● **Excerpted data**
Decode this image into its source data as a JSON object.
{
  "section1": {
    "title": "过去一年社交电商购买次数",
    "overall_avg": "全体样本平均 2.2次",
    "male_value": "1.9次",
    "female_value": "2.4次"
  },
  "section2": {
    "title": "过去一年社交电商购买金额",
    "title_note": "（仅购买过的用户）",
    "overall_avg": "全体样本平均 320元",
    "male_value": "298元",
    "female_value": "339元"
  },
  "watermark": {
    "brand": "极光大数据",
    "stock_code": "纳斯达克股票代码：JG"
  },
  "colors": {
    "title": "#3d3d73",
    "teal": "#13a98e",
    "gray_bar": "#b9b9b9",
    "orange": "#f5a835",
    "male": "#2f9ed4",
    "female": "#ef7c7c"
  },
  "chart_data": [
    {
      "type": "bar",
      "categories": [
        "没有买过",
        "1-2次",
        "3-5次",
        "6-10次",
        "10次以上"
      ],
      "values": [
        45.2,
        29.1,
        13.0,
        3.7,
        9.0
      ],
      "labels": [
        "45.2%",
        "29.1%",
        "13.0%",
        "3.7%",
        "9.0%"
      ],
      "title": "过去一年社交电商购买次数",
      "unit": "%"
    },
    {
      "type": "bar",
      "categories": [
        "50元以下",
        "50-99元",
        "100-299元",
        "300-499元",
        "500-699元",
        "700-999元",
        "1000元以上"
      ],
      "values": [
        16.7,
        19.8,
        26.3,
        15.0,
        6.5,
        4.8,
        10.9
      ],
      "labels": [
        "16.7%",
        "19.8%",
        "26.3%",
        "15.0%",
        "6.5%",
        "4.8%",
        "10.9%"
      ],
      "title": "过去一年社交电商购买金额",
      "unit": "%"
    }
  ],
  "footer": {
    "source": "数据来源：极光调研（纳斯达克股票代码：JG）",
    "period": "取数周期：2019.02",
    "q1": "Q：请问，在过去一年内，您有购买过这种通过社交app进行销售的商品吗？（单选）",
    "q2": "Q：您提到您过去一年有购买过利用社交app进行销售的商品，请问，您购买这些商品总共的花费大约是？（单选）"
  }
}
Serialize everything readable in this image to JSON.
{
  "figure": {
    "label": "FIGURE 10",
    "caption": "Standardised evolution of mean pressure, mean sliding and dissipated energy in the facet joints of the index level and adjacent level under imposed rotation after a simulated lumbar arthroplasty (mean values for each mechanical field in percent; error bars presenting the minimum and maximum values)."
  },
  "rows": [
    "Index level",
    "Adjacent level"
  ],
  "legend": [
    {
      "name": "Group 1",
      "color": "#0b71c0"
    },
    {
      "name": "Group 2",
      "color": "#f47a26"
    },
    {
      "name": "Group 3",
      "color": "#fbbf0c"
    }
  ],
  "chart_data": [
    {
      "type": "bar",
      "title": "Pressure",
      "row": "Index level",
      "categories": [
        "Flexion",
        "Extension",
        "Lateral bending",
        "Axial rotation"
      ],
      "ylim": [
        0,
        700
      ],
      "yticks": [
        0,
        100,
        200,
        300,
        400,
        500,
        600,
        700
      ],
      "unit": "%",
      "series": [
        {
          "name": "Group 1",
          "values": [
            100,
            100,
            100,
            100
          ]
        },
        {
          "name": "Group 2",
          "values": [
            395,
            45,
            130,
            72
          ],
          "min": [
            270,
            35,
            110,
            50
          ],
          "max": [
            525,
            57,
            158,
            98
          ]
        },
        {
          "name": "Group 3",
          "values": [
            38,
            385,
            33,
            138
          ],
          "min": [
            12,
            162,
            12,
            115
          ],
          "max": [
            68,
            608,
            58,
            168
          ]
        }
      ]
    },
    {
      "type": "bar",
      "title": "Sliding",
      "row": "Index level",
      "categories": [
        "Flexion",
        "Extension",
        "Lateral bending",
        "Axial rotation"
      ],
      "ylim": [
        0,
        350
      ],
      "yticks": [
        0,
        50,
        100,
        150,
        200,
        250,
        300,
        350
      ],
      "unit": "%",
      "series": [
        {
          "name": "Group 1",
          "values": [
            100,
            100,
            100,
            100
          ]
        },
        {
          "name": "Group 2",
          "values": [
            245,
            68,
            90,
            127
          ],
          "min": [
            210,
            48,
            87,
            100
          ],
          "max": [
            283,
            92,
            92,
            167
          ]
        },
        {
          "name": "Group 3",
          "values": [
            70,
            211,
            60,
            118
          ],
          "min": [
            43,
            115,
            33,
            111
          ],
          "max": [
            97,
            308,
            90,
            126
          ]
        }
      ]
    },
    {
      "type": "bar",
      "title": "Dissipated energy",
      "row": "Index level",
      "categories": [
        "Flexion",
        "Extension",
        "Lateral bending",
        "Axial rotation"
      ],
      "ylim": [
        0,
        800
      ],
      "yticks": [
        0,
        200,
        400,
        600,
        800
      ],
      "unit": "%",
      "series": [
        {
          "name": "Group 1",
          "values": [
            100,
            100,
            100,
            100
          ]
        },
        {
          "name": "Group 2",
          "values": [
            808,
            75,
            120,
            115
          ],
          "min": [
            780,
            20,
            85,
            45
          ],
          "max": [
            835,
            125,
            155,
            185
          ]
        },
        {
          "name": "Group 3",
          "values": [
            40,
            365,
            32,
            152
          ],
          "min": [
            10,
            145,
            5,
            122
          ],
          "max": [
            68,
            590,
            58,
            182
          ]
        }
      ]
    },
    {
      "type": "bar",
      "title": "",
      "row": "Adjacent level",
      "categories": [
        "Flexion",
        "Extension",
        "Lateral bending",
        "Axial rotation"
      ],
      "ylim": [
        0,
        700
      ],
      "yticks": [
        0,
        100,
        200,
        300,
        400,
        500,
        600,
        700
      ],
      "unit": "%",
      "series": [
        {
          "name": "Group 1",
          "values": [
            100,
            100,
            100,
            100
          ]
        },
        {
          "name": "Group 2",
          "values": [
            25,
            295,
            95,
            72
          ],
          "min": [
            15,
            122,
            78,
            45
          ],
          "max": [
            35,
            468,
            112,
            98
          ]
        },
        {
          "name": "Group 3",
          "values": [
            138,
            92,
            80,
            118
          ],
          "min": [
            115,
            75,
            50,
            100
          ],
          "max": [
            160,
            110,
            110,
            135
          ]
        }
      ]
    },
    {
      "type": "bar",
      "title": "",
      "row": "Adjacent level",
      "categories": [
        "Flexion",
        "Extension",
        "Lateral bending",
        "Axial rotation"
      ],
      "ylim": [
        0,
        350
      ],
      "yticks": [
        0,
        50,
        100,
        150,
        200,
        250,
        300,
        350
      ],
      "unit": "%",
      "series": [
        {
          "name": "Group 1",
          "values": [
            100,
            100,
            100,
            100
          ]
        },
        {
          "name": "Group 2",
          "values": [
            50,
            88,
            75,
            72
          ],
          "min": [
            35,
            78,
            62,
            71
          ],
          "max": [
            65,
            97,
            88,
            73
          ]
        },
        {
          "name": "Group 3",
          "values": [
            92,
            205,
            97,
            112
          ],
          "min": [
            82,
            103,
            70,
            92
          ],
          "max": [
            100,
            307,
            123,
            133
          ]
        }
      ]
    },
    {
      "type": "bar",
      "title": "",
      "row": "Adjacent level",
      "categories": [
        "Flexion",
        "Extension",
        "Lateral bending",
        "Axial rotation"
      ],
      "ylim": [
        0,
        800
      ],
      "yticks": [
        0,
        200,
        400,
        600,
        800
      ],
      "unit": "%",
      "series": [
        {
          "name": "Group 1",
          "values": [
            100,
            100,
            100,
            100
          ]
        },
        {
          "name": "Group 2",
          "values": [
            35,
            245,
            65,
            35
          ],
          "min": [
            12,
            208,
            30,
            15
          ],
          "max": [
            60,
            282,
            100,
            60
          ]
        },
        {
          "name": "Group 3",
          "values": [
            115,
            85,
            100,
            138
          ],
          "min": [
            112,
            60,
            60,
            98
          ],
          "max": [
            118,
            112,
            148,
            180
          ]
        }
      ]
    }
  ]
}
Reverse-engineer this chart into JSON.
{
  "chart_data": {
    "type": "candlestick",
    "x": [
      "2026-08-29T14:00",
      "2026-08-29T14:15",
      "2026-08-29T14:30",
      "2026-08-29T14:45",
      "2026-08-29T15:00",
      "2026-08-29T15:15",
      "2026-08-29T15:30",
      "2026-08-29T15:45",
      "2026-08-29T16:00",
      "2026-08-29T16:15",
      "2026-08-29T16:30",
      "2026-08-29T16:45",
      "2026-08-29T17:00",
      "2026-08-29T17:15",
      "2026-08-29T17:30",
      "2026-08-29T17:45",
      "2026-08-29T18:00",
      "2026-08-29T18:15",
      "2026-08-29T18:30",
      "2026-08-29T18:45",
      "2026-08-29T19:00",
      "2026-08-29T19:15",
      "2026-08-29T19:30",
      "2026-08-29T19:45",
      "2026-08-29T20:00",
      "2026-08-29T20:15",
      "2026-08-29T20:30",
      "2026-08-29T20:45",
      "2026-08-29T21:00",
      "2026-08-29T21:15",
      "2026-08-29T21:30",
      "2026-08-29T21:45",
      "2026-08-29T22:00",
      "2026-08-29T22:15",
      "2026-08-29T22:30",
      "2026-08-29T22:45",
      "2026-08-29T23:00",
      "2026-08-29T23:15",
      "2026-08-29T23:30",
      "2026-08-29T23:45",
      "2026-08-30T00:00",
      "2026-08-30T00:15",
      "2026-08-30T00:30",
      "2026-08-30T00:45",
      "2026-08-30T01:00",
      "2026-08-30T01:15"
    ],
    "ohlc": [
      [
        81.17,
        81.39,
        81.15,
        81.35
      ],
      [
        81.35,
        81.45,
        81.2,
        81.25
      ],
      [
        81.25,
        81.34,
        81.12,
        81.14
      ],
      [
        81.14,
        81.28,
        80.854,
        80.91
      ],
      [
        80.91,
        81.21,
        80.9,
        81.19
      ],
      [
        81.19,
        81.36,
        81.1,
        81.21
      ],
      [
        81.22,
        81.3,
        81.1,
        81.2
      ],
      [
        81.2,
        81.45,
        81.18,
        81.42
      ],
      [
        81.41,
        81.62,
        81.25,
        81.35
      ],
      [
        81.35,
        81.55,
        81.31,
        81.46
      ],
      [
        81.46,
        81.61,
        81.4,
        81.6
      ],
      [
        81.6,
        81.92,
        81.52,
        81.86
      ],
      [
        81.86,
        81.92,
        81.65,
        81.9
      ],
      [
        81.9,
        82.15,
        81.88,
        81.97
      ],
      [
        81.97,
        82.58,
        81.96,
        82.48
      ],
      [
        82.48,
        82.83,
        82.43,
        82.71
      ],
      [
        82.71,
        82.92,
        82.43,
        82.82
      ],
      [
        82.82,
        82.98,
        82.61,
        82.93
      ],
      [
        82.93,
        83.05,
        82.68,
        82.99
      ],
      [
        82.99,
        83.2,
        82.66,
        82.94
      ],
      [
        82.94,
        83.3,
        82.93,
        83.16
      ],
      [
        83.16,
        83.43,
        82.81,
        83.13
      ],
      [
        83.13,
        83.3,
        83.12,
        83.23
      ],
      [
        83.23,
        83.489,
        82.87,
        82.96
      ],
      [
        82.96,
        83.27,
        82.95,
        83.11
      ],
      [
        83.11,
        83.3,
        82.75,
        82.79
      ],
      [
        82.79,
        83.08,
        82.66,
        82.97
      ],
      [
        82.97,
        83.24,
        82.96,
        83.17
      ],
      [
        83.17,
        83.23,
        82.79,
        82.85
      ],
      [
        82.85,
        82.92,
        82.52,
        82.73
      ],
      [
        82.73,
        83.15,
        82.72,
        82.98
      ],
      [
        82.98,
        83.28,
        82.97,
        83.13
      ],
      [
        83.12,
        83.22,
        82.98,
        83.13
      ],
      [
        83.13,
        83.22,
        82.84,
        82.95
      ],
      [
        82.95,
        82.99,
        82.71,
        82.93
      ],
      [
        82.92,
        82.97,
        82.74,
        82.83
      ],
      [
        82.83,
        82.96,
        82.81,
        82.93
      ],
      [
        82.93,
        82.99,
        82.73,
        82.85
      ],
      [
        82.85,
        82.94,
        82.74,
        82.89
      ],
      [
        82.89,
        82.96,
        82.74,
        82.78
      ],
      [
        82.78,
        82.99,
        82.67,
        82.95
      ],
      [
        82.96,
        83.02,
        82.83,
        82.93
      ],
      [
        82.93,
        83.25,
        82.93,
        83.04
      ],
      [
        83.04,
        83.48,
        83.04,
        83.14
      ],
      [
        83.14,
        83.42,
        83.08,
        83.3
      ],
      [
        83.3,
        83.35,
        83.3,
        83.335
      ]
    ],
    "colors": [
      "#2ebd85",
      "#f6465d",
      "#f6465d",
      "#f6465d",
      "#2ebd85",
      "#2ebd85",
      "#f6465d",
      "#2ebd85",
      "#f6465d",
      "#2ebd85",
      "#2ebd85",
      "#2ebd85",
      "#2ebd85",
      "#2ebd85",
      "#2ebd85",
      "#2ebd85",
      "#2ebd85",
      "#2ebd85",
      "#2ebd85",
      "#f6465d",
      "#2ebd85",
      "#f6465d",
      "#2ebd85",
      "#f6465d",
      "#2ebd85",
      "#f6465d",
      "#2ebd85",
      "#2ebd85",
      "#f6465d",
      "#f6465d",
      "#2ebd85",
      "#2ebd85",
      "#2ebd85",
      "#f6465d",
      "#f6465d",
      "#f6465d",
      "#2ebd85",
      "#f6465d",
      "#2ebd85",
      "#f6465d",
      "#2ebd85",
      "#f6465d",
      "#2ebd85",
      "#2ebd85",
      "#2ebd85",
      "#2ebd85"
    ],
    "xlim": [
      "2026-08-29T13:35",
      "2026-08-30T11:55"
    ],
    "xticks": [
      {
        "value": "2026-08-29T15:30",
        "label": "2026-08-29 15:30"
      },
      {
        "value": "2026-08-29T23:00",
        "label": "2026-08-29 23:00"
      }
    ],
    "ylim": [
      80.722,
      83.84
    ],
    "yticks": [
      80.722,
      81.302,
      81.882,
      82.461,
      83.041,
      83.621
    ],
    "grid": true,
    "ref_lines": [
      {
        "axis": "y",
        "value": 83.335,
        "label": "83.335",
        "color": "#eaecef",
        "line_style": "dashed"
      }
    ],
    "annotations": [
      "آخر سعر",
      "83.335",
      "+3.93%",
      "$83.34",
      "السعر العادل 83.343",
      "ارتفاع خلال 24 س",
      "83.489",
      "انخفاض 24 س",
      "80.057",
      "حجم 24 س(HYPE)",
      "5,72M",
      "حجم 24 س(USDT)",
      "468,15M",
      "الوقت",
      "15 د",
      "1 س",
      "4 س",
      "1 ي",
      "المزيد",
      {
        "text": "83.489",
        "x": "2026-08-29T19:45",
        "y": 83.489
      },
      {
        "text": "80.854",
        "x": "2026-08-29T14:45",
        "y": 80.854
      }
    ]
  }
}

● **What to do**
Search the preceding listing for "into" and extract every line where it is found.

● **Response to this exercise**
Decode this image into its source data as a JSON object.
Reverse-engineer this chart into JSON.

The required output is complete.